### GIVEN PROBLEM
Identify the lines holding "encouraging" and copy them.

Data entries
————
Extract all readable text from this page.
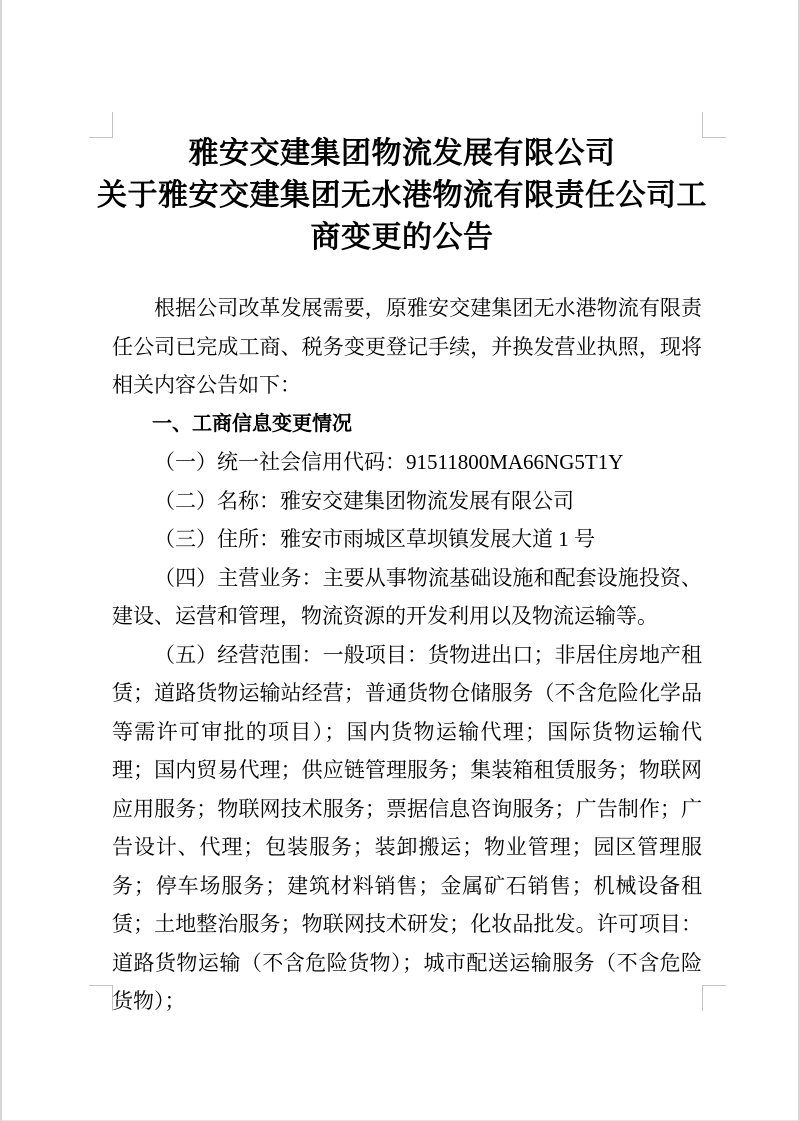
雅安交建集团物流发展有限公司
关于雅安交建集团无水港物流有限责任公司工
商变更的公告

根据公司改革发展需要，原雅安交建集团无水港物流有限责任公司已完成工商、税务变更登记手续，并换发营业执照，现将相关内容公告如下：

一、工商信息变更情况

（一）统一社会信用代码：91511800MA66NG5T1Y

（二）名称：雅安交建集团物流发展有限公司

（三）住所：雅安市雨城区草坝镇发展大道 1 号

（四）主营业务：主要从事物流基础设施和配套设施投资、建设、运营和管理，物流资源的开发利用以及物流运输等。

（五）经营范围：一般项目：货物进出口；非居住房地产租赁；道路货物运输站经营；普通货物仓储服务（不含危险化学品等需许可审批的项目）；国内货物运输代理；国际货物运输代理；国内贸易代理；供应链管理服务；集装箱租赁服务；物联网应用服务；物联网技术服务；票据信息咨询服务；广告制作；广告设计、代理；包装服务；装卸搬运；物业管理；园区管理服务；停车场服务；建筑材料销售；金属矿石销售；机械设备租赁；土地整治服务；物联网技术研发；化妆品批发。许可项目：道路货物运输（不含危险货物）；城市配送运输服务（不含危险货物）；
————
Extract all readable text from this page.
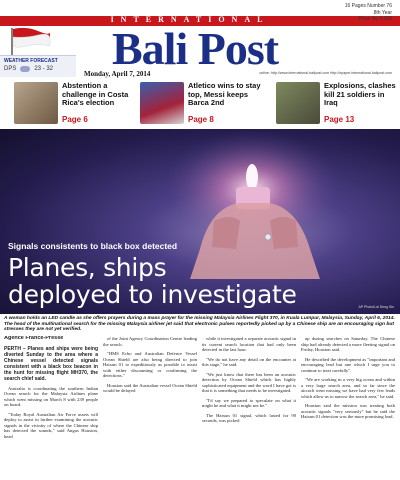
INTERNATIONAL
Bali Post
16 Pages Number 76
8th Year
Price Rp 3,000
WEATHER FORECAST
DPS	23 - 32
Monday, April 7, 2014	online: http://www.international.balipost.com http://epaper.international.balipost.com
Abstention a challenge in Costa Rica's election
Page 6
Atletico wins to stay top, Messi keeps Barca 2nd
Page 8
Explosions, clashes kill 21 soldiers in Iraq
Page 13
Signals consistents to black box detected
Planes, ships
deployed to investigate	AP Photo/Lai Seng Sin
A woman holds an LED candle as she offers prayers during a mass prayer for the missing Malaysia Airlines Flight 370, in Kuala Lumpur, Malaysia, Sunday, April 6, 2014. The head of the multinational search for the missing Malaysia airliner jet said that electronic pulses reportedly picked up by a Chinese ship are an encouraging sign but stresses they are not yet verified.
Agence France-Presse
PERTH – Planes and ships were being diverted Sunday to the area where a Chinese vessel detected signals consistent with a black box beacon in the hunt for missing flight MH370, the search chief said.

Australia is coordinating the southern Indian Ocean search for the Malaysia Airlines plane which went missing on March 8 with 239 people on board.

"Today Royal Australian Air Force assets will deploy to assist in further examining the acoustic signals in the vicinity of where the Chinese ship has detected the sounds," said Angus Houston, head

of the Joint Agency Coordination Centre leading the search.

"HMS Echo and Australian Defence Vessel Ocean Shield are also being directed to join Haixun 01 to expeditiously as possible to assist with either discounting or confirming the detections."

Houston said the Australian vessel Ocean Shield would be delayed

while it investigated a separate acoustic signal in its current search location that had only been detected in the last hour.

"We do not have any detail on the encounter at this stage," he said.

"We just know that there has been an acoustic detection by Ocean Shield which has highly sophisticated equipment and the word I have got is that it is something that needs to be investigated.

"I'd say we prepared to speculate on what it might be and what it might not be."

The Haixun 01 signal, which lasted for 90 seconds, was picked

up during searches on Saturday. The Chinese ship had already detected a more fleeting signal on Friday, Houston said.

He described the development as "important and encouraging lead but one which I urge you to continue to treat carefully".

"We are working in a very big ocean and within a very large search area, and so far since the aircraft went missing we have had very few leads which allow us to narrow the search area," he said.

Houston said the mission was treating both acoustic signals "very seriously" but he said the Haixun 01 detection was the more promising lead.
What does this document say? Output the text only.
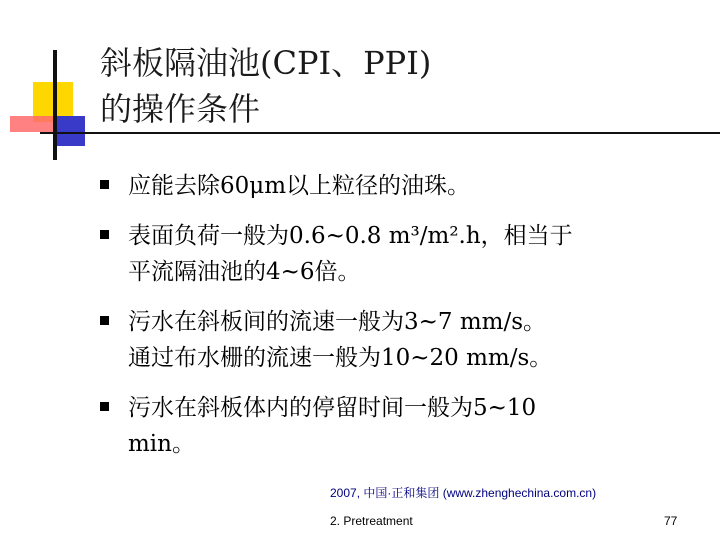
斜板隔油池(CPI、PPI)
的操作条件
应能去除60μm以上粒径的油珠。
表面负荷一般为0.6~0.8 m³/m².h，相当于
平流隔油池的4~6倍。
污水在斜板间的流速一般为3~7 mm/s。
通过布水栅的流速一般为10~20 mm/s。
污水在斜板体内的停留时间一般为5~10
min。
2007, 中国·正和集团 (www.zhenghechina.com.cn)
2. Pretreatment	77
————
### EXERCISE RESPONSE
A woman holds an LED candle as she offers prayers during a mass prayer for the missing Malaysia Airlines Flight 370, in Kuala Lumpur, Malaysia, Sunday, April 6, 2014. The head of the multinational search for the missing Malaysia airliner jet said that electronic pulses reportedly picked up by a Chinese ship are an encouraging sign but stresses they are not yet verified.
He described the development as "important and encouraging lead but one which I urge you to continue to treat carefully".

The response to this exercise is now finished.